- _TO DO_
Search the records for "should" and copy each line that holds it.

(Dataset entries)
───

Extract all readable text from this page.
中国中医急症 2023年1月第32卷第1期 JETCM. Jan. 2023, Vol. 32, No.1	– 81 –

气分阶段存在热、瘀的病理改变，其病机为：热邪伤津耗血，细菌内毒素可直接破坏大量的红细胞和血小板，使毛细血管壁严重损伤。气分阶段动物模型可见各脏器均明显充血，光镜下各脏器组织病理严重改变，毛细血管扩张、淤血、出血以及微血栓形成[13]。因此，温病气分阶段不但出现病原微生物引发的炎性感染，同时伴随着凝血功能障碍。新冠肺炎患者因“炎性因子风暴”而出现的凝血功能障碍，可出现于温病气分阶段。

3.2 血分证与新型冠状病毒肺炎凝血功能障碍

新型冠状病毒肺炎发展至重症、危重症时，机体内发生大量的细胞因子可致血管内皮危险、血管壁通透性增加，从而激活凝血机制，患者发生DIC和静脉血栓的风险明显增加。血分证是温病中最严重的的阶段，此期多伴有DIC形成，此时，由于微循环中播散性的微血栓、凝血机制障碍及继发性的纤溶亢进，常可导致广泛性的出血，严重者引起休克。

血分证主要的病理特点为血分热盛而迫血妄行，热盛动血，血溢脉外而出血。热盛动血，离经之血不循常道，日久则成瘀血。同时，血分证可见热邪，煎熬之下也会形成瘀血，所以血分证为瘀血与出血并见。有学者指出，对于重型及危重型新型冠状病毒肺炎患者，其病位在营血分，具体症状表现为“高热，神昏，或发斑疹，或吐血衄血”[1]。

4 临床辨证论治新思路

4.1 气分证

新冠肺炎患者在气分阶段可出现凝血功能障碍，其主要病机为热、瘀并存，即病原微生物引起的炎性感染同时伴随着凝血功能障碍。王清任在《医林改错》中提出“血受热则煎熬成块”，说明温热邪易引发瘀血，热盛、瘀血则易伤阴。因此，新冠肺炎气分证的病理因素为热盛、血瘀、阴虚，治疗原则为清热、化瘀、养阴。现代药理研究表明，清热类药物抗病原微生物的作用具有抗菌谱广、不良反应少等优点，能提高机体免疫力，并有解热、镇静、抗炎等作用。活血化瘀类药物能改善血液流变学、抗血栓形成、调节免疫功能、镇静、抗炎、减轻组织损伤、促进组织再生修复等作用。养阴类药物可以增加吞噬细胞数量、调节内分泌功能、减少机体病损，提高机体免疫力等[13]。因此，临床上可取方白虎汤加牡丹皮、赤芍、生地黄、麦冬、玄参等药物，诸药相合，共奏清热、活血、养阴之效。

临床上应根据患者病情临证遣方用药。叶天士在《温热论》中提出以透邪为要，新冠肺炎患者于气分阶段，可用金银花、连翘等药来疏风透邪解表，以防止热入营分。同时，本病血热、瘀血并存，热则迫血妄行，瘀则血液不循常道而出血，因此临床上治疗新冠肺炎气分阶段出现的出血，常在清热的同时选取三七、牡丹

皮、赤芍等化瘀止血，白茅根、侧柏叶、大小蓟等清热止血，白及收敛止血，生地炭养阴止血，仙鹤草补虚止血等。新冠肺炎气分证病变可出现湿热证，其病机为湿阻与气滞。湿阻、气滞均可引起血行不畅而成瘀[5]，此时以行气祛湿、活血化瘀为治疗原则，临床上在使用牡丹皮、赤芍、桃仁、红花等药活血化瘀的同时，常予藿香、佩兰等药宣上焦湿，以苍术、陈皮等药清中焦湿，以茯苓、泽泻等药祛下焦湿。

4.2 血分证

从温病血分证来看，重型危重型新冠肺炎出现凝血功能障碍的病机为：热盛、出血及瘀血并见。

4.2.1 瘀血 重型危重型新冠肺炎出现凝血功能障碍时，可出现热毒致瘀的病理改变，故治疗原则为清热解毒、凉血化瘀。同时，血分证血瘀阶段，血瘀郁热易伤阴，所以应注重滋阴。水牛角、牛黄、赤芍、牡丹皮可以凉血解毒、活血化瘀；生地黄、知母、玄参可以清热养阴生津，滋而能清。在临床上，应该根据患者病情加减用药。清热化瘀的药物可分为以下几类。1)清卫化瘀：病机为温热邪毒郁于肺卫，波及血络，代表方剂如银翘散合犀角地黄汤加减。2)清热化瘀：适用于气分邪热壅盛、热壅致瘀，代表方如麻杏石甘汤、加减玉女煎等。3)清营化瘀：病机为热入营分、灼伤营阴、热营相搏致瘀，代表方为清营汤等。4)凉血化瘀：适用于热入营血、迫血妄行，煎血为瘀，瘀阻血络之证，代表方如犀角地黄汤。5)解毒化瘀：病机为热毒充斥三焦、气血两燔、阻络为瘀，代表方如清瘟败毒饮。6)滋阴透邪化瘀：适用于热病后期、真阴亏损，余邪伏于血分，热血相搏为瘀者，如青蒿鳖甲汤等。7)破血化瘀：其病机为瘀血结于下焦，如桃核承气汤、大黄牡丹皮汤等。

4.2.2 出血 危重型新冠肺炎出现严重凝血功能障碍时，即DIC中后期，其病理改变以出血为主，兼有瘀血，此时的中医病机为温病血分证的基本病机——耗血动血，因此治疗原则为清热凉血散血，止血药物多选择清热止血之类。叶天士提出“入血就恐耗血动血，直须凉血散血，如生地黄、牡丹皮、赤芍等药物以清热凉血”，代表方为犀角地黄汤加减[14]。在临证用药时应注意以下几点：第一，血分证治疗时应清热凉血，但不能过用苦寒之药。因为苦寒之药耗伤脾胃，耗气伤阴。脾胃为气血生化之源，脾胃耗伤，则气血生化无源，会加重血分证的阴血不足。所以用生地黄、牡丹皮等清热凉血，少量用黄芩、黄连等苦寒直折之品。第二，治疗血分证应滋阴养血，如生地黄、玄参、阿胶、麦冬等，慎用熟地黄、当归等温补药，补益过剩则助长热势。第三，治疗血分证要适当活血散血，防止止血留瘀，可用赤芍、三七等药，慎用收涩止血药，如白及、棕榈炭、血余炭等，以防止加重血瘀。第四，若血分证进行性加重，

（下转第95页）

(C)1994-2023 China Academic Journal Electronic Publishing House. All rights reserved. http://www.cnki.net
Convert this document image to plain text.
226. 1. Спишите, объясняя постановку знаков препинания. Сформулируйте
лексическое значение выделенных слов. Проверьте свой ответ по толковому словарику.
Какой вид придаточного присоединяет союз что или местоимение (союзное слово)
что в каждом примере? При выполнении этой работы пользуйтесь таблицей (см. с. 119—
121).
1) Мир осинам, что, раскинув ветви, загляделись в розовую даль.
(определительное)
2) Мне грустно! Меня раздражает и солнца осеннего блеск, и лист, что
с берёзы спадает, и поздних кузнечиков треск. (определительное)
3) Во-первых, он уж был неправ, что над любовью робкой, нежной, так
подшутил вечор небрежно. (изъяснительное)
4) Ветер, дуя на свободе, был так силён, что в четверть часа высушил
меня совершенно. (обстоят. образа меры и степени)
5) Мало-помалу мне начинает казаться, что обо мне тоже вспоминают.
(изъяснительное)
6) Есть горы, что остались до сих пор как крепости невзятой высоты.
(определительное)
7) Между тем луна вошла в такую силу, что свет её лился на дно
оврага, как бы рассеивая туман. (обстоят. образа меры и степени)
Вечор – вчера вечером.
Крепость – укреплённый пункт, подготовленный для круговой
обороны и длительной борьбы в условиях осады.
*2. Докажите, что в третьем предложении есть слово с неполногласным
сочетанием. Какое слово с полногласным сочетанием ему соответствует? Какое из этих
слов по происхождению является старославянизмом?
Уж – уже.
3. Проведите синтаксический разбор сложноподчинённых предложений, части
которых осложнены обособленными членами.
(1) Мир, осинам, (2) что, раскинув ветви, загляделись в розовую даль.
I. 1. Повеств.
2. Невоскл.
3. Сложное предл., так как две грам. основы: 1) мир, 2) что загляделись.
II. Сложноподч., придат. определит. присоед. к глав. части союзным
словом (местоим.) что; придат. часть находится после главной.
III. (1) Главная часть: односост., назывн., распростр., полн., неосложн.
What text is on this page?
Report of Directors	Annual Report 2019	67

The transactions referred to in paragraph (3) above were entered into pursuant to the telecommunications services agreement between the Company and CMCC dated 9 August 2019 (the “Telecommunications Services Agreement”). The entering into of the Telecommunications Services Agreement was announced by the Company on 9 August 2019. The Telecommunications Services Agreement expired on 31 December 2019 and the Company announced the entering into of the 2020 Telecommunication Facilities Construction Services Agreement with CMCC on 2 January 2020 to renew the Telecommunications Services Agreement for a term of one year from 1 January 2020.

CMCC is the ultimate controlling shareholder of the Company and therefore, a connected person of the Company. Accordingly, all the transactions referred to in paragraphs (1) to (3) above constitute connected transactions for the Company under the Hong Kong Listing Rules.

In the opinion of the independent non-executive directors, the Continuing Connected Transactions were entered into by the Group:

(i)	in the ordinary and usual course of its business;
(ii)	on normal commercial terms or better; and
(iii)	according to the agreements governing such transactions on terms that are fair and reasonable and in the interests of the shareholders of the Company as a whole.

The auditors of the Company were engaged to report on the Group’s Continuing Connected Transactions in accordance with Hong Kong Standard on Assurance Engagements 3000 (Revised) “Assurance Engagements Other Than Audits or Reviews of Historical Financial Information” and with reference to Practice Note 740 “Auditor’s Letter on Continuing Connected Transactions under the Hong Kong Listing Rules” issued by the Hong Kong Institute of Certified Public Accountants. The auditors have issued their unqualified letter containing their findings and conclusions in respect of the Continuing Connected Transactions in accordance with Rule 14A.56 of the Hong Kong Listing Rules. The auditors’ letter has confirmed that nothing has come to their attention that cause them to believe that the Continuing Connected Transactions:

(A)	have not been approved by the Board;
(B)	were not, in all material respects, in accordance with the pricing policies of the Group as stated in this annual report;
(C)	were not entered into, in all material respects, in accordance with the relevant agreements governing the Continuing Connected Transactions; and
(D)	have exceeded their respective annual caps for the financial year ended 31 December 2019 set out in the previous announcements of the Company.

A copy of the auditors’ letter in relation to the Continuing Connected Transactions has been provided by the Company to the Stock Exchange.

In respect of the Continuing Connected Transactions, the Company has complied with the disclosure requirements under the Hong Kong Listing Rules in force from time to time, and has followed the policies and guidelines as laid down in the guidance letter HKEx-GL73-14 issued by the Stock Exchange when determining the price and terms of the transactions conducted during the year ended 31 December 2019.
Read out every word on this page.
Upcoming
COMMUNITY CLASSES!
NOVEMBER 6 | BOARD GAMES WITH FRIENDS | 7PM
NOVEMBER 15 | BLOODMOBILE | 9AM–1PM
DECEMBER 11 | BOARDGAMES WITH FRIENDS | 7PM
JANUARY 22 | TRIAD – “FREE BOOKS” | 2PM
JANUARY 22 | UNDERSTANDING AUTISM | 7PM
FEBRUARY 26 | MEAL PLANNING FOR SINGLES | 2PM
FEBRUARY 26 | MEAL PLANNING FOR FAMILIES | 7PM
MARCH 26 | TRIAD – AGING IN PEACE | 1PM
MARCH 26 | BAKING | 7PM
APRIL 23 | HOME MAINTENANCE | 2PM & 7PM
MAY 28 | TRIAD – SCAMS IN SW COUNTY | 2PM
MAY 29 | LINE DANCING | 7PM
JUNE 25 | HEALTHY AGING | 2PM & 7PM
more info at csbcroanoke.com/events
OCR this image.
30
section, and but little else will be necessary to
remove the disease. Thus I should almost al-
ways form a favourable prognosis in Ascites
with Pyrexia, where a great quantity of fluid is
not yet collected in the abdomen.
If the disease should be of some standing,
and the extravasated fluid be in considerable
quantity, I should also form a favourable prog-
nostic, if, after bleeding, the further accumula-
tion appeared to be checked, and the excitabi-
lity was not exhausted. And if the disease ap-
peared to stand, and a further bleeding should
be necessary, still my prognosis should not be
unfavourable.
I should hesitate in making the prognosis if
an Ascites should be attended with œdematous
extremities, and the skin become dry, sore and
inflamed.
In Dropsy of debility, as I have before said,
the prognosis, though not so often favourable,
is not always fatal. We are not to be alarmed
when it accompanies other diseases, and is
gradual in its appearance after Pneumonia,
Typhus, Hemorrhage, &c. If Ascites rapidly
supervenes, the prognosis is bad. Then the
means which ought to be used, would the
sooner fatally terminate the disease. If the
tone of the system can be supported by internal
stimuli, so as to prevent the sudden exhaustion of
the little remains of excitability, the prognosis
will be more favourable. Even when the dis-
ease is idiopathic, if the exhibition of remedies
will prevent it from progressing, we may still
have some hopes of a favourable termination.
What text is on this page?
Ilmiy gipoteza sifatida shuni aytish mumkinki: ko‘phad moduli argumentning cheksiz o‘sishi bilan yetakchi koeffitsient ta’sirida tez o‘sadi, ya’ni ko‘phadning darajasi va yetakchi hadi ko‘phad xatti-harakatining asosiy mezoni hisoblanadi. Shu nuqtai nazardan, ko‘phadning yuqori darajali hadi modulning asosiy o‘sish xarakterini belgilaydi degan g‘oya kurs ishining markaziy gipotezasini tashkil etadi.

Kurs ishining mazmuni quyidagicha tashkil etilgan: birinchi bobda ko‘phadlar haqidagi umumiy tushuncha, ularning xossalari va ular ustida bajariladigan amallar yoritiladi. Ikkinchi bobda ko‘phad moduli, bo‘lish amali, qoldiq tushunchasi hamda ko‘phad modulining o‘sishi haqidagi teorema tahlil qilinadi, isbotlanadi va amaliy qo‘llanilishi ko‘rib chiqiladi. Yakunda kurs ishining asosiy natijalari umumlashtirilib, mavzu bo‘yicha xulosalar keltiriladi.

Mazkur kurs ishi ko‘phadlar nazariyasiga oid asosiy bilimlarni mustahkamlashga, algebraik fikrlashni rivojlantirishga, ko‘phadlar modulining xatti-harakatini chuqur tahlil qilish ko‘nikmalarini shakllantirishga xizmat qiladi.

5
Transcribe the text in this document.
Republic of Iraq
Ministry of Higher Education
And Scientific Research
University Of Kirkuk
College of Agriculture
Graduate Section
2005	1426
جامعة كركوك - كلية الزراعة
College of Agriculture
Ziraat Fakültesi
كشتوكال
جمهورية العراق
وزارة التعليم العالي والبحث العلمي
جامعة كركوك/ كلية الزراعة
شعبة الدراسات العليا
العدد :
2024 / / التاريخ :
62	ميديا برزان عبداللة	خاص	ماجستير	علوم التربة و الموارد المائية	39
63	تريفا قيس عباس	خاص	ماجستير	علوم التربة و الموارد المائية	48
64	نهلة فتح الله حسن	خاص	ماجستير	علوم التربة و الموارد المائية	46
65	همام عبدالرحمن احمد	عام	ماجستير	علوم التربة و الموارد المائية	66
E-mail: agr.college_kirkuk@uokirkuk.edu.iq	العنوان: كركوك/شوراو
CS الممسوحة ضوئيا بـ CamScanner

───

- _WRITTEN SOLUTION_
remove the disease. Thus I should almost al-
If the disease should be of some standing,
quantity, I should also form a favourable prog-
peared to stand, and a further bleeding should
be necessary, still my prognosis should not be
I should hesitate in making the prognosis if
an Ascites should be attended with œdematous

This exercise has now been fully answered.